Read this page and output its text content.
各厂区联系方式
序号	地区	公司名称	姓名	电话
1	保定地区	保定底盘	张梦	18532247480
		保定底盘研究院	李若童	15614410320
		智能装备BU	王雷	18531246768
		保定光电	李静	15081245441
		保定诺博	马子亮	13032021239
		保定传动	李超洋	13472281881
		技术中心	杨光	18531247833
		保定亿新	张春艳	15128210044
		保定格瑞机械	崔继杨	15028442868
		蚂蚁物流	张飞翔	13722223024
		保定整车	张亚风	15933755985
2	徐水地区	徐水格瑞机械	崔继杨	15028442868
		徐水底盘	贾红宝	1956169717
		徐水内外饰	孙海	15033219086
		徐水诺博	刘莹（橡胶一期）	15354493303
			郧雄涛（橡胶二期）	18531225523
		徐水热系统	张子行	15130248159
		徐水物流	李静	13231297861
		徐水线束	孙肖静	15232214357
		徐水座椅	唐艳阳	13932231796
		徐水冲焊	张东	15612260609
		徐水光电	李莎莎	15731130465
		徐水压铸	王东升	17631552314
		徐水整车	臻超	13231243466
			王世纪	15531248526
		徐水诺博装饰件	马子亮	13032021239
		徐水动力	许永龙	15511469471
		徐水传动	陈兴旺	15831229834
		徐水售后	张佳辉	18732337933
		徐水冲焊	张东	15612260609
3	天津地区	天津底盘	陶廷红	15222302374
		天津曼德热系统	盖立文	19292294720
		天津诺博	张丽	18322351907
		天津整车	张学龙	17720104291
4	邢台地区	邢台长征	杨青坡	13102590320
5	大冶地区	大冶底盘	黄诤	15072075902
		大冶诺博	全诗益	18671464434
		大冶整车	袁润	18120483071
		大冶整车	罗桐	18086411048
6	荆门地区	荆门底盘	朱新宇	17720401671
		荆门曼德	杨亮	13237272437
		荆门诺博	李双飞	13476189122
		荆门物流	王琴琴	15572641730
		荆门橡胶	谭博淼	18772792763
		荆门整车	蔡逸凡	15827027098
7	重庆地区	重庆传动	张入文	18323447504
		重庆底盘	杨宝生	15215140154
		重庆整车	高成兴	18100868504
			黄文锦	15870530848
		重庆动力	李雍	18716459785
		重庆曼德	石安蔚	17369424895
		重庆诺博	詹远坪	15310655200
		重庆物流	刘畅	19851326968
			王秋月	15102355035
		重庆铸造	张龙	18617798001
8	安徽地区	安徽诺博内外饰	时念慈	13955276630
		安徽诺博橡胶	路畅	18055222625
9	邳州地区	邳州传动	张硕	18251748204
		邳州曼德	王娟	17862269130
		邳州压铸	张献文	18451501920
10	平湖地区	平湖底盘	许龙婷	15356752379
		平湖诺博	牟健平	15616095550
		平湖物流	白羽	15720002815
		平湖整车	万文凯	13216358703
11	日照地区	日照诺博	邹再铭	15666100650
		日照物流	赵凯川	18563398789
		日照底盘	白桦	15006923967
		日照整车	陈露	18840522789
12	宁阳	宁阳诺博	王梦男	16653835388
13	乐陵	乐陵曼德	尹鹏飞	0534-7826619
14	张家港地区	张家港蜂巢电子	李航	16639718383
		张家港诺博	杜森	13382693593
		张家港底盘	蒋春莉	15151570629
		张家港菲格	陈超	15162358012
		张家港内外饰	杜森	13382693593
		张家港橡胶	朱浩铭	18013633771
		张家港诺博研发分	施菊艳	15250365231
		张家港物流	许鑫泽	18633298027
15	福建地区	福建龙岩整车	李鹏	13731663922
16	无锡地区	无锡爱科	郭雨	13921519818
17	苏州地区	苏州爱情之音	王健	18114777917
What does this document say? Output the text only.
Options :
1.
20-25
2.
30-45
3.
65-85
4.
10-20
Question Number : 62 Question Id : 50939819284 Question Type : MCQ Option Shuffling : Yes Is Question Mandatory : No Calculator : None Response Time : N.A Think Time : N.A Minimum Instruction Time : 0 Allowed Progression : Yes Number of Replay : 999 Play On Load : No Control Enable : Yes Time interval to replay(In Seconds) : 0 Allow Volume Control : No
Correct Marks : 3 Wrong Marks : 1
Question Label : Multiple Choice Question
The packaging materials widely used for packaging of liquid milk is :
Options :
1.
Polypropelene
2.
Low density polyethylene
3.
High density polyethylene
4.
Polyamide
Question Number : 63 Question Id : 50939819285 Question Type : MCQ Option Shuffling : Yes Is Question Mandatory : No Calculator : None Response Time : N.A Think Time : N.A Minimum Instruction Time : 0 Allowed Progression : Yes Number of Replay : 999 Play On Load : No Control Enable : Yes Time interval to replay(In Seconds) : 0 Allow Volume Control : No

▶ WORK REQUIRED
From the records given above, copy all lines containing "Play".

▶ TASK RESPONSE
Question Number : 62 Question Id : 50939819284 Question Type : MCQ Option Shuffling : Yes Is Question Mandatory : No Calculator : None Response Time : N.A Think Time : N.A Minimum Instruction Time : 0 Allowed Progression : Yes Number of Replay : 999 Play On Load : No Control Enable : Yes Time interval to replay(In Seconds) : 0 Allow Volume Control : No
Question Number : 63 Question Id : 50939819285 Question Type : MCQ Option Shuffling : Yes Is Question Mandatory : No Calculator : None Response Time : N.A Think Time : N.A Minimum Instruction Time : 0 Allowed Progression : Yes Number of Replay : 999 Play On Load : No Control Enable : Yes Time interval to replay(In Seconds) : 0 Allow Volume Control : No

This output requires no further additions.